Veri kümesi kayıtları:
»»

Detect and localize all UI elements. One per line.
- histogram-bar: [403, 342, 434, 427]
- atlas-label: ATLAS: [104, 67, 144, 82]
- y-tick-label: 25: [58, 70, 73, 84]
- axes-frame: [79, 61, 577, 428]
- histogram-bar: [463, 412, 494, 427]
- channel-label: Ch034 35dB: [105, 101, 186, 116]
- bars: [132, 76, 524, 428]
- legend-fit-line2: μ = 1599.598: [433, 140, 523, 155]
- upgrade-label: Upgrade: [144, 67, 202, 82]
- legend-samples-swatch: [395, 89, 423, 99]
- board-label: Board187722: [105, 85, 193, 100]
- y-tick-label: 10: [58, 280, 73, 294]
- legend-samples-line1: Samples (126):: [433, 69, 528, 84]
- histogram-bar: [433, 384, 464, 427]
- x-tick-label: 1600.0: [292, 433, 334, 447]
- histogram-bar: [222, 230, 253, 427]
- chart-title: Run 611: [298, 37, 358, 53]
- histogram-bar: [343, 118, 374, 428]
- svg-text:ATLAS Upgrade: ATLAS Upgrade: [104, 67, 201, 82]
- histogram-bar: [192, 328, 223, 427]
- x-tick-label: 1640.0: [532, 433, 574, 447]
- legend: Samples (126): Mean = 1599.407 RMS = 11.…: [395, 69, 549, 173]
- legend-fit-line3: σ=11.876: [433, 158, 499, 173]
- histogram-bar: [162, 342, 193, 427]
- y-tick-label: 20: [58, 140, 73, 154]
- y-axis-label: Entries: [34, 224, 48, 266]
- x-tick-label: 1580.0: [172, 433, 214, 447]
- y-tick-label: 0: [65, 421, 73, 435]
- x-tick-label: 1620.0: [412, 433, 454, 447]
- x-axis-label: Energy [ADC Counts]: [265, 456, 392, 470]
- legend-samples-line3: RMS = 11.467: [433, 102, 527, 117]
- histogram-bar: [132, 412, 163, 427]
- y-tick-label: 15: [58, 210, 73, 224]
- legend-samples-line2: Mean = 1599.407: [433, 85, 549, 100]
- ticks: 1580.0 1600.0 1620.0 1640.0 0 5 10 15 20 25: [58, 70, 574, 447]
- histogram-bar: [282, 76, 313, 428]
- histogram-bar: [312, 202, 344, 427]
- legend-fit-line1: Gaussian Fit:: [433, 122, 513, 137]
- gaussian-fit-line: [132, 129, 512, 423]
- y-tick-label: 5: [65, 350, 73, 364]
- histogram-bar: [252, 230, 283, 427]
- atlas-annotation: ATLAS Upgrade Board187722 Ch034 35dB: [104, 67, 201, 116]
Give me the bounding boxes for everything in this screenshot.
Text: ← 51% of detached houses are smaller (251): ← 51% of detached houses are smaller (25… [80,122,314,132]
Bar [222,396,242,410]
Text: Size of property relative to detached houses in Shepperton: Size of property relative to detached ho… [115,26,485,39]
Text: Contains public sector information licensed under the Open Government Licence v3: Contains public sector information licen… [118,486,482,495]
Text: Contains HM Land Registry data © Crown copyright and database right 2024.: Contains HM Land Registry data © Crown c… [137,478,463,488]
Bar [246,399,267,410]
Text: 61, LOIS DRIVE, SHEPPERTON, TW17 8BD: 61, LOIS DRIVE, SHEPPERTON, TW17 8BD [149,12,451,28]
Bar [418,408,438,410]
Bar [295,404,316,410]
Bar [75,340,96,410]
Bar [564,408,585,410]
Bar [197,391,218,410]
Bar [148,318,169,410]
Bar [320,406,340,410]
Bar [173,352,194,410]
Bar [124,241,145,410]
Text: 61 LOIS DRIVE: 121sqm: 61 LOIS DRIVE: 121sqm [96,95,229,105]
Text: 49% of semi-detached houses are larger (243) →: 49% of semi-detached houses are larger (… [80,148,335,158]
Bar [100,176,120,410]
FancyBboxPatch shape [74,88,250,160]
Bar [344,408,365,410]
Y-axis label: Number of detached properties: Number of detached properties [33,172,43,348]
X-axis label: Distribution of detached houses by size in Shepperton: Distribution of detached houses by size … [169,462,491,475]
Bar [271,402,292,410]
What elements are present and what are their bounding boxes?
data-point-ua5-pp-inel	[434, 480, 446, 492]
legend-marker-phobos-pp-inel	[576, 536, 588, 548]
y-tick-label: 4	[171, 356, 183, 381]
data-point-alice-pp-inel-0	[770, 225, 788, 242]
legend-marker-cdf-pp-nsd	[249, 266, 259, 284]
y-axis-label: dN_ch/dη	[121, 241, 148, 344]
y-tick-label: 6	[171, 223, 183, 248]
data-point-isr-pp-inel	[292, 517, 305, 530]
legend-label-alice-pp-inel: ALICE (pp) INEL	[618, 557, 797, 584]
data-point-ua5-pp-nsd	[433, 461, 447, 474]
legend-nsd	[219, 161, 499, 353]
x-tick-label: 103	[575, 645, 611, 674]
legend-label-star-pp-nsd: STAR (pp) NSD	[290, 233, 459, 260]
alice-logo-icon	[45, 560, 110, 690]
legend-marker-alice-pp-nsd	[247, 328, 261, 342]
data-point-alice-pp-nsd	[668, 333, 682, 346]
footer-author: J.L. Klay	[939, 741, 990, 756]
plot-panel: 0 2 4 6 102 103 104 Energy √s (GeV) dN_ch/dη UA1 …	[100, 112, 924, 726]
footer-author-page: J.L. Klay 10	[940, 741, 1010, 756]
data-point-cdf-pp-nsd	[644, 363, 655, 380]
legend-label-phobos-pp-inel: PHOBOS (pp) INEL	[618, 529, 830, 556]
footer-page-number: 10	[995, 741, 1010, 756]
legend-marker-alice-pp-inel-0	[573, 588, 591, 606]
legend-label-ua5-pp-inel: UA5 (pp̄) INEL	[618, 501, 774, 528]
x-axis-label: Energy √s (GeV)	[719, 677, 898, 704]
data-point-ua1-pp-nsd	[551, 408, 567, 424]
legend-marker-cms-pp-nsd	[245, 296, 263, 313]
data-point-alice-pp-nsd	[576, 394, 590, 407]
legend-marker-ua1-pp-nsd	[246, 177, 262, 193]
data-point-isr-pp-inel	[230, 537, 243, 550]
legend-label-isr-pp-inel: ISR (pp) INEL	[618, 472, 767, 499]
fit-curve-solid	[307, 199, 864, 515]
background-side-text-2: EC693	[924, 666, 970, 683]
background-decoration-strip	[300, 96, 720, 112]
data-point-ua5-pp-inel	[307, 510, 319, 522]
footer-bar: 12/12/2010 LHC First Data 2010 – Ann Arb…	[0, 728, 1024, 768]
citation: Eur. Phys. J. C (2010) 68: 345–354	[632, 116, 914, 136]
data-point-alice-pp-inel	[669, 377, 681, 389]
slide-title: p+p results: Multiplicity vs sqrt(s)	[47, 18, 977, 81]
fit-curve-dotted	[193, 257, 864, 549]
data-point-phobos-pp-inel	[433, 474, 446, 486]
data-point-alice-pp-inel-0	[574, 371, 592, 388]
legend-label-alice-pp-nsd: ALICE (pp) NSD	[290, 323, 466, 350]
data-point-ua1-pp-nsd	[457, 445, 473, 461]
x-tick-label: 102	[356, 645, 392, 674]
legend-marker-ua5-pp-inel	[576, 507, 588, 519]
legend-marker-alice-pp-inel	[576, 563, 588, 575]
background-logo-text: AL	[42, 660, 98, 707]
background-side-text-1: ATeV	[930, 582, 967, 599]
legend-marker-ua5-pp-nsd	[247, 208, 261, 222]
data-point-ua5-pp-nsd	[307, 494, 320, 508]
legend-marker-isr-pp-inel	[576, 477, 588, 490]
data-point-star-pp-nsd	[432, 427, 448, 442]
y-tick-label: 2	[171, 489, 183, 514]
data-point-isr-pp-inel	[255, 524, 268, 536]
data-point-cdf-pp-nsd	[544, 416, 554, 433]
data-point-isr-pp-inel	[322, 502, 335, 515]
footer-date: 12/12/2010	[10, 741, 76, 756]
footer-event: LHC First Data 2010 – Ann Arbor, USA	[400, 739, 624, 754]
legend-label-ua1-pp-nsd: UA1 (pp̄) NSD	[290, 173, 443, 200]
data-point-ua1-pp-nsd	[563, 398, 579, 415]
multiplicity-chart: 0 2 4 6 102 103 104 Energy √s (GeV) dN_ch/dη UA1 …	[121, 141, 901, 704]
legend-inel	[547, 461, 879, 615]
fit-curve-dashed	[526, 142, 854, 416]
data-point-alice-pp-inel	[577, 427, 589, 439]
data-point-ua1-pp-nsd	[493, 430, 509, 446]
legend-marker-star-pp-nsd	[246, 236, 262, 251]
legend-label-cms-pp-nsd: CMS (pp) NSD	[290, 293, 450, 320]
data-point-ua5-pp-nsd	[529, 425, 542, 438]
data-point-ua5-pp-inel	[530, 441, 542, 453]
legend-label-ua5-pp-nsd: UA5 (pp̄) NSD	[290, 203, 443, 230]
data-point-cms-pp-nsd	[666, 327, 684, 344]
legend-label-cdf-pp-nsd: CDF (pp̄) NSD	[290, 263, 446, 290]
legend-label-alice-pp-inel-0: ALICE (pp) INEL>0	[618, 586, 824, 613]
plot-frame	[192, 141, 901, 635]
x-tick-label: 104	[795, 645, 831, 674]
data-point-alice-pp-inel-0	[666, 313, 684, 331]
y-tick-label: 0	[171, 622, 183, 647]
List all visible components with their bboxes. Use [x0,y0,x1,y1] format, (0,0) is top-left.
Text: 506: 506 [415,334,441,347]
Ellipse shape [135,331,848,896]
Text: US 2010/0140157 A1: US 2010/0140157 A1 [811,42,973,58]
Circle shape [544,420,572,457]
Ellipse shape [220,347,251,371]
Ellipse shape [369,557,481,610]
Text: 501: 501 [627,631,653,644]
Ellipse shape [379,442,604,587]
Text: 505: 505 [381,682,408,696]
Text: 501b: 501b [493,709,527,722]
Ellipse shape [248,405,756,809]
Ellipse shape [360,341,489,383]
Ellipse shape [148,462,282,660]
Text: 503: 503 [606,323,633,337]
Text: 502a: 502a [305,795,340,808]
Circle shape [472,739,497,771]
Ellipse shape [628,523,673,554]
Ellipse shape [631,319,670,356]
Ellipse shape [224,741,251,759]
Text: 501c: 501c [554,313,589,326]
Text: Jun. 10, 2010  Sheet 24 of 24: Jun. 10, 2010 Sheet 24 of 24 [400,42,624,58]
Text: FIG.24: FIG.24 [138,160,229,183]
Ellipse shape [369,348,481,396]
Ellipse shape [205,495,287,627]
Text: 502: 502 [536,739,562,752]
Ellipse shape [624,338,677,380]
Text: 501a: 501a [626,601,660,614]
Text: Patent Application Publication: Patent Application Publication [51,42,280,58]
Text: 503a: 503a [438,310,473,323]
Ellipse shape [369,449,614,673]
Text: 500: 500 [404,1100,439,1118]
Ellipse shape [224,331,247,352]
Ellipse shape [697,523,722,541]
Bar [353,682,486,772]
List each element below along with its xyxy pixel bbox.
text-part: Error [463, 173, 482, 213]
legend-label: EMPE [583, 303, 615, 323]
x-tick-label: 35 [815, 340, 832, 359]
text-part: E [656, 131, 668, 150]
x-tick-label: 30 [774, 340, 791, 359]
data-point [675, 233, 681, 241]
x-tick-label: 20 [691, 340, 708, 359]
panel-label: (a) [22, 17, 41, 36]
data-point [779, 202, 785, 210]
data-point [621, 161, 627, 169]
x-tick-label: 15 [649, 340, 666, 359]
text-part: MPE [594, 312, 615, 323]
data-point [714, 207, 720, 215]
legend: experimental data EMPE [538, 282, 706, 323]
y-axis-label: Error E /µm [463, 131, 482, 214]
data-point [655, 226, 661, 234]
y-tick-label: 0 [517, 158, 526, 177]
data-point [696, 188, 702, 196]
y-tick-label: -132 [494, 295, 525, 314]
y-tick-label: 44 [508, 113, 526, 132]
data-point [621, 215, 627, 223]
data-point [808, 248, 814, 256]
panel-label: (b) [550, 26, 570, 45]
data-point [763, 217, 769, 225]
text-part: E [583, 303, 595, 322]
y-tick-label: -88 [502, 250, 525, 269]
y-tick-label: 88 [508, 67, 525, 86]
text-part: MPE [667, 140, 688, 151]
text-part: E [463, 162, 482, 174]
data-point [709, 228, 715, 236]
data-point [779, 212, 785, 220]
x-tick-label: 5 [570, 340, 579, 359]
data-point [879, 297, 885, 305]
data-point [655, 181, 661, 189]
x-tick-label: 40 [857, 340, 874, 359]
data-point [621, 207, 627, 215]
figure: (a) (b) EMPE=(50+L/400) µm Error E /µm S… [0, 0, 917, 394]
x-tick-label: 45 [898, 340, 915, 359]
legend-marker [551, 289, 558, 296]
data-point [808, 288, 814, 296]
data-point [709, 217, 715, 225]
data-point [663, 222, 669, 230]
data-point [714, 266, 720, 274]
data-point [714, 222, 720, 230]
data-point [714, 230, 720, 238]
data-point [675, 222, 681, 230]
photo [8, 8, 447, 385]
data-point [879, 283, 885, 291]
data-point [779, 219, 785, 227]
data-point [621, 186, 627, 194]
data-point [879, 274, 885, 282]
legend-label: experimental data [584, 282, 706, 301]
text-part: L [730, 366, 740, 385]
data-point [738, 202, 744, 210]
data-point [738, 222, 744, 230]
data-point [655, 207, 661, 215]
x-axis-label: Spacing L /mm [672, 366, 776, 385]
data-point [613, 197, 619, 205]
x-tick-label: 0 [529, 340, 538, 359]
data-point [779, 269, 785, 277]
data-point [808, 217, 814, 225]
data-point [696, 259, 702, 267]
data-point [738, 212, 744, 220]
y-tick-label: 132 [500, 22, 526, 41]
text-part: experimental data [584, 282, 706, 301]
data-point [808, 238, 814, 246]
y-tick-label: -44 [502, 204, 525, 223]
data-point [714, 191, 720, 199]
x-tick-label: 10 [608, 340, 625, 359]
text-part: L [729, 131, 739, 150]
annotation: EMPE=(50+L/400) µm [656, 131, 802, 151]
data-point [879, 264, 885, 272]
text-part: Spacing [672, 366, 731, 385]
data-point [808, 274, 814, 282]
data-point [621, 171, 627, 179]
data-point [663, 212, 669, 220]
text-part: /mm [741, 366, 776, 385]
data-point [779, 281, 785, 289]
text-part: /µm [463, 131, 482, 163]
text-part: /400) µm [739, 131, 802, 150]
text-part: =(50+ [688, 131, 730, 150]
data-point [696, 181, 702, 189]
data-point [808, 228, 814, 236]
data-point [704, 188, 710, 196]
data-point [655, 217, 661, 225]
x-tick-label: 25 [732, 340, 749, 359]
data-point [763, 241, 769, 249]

««

**Yönergeler ve koşullar**
Verinin en başından başlayıp "- y-axis-label: Entries: [34, 224, 48, 266]" ifadesinin geçtiği satırda biten satırları, iki uç da dahil, hiçbir değişiklik yapmadan yazın.

**Görevin çözümü**
Detect and localize all UI elements. One per line.
- histogram-bar: [403, 342, 434, 427]
- atlas-label: ATLAS: [104, 67, 144, 82]
- y-tick-label: 25: [58, 70, 73, 84]
- axes-frame: [79, 61, 577, 428]
- histogram-bar: [463, 412, 494, 427]
- channel-label: Ch034 35dB: [105, 101, 186, 116]
- bars: [132, 76, 524, 428]
- legend-fit-line2: μ = 1599.598: [433, 140, 523, 155]
- upgrade-label: Upgrade: [144, 67, 202, 82]
- legend-samples-swatch: [395, 89, 423, 99]
- board-label: Board187722: [105, 85, 193, 100]
- y-tick-label: 10: [58, 280, 73, 294]
- legend-samples-line1: Samples (126):: [433, 69, 528, 84]
- histogram-bar: [433, 384, 464, 427]
- x-tick-label: 1600.0: [292, 433, 334, 447]
- histogram-bar: [222, 230, 253, 427]
- chart-title: Run 611: [298, 37, 358, 53]
- histogram-bar: [343, 118, 374, 428]
- svg-text:ATLAS Upgrade: ATLAS Upgrade: [104, 67, 201, 82]
- histogram-bar: [192, 328, 223, 427]
- x-tick-label: 1640.0: [532, 433, 574, 447]
- legend: Samples (126): Mean = 1599.407 RMS = 11.…: [395, 69, 549, 173]
- legend-fit-line3: σ=11.876: [433, 158, 499, 173]
- histogram-bar: [162, 342, 193, 427]
- y-tick-label: 20: [58, 140, 73, 154]
- y-axis-label: Entries: [34, 224, 48, 266]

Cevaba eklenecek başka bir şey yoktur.